== What the task asks ==
Copy each of the entries below faithfully, setting aside any pictures.
===== Dataset rows
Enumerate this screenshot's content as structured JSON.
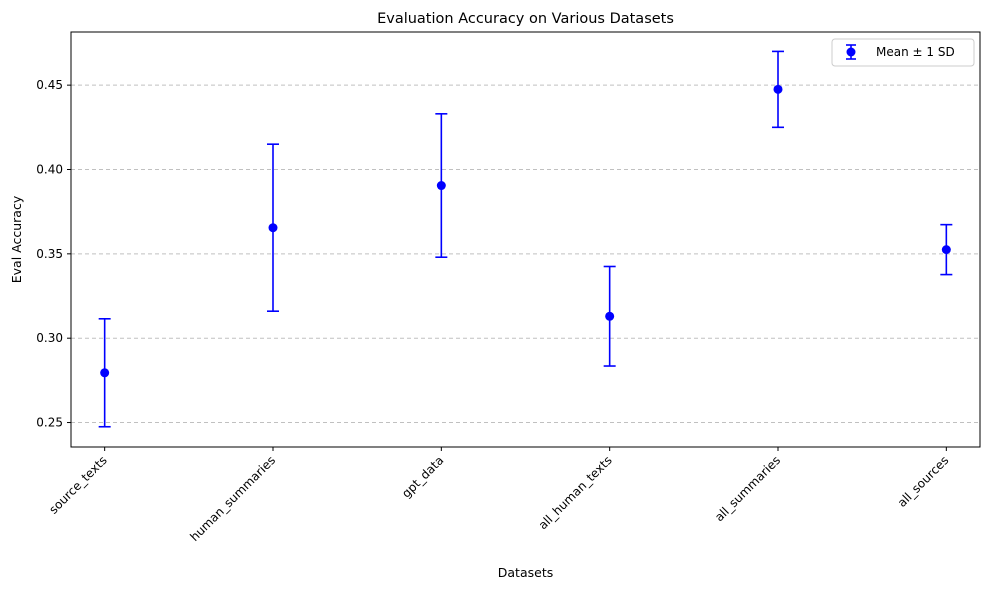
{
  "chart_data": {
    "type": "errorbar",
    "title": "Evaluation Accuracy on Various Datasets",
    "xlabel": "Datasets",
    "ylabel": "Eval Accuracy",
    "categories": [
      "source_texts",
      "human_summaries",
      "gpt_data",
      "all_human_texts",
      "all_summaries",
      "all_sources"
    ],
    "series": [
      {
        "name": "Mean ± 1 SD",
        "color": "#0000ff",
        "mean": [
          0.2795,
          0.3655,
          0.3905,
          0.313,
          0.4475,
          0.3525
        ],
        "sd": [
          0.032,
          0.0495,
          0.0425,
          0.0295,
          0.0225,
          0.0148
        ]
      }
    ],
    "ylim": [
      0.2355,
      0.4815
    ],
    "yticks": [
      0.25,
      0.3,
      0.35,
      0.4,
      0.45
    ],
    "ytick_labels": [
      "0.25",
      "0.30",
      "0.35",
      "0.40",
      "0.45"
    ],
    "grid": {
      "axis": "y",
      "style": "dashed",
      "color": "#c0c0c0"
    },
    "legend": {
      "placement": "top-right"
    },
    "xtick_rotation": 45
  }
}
==========
== Final result ==
Enumerate this screenshot's content as structured JSON.
{
  "chart_data": {
    "type": "errorbar",
    "title": "Evaluation Accuracy on Various Datasets",
    "xlabel": "Datasets",
    "ylabel": "Eval Accuracy",
    "categories": [
      "source_texts",
      "human_summaries",
      "gpt_data",
      "all_human_texts",
      "all_summaries",
      "all_sources"
    ],
    "series": [
      {
        "name": "Mean ± 1 SD",
        "color": "#0000ff",
        "mean": [
          0.2795,
          0.3655,
          0.3905,
          0.313,
          0.4475,
          0.3525
        ],
        "sd": [
          0.032,
          0.0495,
          0.0425,
          0.0295,
          0.0225,
          0.0148
        ]
      }
    ],
    "ylim": [
      0.2355,
      0.4815
    ],
    "yticks": [
      0.25,
      0.3,
      0.35,
      0.4,
      0.45
    ],
    "ytick_labels": [
      "0.25",
      "0.30",
      "0.35",
      "0.40",
      "0.45"
    ],
    "grid": {
      "axis": "y",
      "style": "dashed",
      "color": "#c0c0c0"
    },
    "legend": {
      "placement": "top-right"
    },
    "xtick_rotation": 45
  }
}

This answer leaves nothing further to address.